Aim of the exercise ->
Gather the lines from the material that contain "amber".

Data entries:
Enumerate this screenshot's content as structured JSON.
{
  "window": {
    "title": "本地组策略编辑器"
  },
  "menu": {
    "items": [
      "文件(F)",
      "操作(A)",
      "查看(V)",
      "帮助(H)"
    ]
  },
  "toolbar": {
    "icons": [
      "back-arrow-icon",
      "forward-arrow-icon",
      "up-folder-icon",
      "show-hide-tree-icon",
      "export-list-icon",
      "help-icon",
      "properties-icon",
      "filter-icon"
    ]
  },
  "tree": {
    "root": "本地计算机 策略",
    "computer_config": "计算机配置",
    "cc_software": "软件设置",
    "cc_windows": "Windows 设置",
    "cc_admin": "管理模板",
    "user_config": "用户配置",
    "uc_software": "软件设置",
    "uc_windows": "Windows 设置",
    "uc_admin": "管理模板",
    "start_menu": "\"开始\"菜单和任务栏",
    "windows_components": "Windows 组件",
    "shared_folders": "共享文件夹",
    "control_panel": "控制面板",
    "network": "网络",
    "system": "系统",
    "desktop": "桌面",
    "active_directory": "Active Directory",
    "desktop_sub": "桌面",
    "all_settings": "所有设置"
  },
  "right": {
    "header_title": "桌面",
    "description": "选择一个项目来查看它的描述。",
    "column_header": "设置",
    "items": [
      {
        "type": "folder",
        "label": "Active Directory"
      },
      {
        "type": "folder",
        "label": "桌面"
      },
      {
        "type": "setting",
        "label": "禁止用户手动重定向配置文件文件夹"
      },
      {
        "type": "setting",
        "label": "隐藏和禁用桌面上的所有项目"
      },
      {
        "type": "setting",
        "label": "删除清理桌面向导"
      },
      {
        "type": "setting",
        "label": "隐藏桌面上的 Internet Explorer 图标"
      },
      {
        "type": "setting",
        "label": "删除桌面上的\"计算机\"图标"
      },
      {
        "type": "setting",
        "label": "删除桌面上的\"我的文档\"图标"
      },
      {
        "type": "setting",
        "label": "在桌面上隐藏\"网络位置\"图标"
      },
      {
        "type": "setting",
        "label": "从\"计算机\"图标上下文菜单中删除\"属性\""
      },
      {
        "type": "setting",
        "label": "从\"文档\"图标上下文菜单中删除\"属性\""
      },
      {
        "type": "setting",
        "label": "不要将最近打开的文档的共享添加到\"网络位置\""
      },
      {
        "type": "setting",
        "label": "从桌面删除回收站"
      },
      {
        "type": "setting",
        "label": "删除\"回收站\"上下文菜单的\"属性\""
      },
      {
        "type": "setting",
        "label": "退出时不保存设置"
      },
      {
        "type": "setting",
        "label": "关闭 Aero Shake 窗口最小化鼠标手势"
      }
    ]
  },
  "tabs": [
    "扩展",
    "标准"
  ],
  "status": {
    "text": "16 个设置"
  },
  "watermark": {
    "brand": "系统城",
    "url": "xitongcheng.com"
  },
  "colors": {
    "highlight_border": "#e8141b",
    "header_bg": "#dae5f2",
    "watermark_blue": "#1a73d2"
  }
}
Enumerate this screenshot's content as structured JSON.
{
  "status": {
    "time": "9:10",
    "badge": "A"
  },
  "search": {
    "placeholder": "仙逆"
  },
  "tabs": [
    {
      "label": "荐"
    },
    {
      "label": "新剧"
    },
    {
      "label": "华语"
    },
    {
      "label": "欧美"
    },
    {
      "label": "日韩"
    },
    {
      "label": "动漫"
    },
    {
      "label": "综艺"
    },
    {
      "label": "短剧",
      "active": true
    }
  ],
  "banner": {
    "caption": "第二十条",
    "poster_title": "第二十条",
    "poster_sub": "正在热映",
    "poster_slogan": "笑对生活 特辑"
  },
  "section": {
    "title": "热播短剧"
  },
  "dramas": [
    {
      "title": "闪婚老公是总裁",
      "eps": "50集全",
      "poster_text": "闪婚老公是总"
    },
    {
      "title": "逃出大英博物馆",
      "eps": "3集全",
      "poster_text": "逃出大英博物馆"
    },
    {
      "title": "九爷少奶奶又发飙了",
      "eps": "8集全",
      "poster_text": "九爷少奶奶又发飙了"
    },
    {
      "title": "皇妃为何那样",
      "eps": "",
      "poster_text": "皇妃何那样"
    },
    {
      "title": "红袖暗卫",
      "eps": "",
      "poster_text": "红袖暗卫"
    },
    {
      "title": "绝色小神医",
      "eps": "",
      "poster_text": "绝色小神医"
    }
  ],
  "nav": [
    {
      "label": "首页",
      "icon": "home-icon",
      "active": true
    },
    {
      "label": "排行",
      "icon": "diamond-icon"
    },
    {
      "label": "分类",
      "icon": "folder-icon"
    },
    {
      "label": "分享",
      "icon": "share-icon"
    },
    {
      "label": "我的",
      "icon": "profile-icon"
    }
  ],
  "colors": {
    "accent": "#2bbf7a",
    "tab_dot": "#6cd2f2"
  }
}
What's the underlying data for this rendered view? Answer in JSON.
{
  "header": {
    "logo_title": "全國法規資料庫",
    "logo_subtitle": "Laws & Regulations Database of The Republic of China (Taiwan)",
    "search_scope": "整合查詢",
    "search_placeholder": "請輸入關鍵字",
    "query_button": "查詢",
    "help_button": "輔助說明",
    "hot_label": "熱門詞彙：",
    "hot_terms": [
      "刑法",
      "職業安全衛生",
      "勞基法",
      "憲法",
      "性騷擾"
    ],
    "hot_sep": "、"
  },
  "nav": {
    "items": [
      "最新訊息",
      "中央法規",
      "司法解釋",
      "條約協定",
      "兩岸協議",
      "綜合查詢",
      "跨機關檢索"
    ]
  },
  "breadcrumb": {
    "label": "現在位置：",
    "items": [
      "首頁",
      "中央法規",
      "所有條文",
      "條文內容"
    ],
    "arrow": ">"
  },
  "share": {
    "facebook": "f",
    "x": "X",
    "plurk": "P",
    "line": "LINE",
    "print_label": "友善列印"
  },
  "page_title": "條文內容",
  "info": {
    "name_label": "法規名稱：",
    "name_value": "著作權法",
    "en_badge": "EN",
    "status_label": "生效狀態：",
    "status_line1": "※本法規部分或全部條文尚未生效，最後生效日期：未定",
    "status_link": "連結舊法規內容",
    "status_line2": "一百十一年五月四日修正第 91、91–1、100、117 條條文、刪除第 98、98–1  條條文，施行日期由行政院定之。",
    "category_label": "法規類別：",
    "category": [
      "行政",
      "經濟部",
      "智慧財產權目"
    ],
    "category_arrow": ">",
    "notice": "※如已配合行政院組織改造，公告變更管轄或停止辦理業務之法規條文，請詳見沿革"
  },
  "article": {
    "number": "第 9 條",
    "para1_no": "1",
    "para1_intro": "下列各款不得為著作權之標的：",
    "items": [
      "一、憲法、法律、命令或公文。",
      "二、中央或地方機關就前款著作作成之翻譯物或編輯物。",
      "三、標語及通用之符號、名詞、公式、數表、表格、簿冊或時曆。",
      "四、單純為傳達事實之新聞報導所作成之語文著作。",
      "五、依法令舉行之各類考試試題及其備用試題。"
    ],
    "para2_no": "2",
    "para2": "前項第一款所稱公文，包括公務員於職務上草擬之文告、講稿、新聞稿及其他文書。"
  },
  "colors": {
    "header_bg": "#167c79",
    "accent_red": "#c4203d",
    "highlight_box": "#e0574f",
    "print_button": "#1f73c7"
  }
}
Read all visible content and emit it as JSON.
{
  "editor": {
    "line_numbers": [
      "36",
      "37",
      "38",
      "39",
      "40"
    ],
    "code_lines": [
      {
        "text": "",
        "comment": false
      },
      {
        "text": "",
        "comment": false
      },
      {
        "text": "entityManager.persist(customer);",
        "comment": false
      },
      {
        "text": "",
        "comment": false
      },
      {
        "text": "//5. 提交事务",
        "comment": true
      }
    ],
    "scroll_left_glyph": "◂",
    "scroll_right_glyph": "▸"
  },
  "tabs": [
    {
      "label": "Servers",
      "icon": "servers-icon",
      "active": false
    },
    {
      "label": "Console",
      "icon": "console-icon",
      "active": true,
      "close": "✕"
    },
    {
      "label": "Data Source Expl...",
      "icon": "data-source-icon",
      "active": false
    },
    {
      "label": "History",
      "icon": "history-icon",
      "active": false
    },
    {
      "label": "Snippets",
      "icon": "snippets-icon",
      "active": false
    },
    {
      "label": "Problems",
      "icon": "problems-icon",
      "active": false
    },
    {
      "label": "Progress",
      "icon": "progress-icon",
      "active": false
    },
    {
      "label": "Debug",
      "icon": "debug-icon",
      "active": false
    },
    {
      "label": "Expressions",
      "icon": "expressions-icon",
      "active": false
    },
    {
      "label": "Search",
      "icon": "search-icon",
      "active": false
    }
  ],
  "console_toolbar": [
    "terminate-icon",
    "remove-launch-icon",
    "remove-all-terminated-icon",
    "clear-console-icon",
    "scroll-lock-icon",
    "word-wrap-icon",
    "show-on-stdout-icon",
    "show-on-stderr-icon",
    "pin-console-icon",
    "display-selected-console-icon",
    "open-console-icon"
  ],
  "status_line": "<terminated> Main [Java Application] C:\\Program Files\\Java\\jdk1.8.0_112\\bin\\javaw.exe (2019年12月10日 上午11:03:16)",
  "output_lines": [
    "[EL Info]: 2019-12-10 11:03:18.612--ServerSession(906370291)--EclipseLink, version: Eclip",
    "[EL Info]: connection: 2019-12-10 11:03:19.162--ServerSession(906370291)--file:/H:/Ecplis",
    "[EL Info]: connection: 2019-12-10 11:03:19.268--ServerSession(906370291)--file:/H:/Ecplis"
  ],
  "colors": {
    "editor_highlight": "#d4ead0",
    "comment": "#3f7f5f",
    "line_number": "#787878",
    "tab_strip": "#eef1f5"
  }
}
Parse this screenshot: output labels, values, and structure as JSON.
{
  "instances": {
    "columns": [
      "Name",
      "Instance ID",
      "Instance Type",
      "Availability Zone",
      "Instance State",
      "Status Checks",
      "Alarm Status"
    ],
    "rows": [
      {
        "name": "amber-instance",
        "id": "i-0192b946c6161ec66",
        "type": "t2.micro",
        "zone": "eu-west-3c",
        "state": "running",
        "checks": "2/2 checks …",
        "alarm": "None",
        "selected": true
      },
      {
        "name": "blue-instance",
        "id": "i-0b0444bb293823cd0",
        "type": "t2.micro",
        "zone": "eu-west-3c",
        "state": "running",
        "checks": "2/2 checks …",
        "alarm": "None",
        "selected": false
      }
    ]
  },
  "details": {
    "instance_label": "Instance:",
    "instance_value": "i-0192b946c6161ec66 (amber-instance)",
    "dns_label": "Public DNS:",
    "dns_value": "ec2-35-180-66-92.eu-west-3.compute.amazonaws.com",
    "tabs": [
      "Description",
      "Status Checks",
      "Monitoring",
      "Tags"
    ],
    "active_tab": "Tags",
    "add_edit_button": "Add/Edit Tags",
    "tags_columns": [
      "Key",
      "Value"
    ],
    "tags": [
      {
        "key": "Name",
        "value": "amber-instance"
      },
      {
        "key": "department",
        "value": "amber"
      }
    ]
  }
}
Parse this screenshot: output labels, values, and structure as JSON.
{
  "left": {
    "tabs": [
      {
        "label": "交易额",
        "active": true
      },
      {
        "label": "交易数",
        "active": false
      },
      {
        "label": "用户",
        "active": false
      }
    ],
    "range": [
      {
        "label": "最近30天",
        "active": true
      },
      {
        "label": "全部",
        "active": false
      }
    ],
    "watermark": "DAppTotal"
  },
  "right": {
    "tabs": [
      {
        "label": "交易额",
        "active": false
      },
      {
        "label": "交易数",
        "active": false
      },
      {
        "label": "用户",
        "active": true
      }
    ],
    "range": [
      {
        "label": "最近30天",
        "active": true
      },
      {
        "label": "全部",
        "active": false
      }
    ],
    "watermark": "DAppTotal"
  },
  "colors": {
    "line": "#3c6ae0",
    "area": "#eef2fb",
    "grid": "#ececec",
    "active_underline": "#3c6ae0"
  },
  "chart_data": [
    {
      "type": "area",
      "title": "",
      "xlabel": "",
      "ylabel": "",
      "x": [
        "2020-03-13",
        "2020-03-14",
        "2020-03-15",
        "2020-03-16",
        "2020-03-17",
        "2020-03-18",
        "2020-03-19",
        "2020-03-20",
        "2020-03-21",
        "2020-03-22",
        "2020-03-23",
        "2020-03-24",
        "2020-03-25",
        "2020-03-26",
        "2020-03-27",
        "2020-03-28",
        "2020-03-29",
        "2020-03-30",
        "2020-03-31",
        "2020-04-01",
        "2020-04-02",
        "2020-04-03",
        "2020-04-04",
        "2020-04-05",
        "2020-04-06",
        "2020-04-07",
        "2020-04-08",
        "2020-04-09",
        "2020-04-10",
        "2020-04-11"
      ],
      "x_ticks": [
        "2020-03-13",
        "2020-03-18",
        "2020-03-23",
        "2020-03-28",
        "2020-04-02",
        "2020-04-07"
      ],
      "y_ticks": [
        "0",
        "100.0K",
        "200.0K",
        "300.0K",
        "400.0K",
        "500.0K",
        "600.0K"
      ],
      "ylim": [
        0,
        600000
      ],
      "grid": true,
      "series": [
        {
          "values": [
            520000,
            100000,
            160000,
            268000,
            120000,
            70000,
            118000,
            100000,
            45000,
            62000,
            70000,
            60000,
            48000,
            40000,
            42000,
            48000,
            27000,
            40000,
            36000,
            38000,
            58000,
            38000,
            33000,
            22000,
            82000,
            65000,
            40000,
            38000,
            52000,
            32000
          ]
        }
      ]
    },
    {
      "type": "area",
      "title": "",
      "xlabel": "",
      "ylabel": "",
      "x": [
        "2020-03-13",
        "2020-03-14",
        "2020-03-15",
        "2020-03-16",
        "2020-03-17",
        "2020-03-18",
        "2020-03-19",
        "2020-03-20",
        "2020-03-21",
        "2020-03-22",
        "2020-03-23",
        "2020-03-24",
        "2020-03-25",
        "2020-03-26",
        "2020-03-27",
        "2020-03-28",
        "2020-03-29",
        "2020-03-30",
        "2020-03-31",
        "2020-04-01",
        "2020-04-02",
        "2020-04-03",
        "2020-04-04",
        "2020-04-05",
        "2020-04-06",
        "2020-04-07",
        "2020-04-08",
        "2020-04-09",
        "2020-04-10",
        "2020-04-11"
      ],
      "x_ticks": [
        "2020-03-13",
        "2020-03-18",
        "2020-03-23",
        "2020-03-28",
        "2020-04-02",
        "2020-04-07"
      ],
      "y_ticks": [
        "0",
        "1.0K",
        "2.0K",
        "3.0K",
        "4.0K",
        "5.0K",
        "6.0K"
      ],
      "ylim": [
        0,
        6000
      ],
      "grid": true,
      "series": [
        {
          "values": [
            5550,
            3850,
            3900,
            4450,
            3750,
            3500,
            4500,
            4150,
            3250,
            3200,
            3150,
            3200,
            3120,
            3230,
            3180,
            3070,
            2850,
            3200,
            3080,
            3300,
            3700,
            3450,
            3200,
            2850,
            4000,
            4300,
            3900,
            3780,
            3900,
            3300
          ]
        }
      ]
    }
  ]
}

Result of the exercise ->
        "name": "amber-instance",
    "instance_value": "i-0192b946c6161ec66 (amber-instance)",
        "value": "amber-instance"
        "value": "amber"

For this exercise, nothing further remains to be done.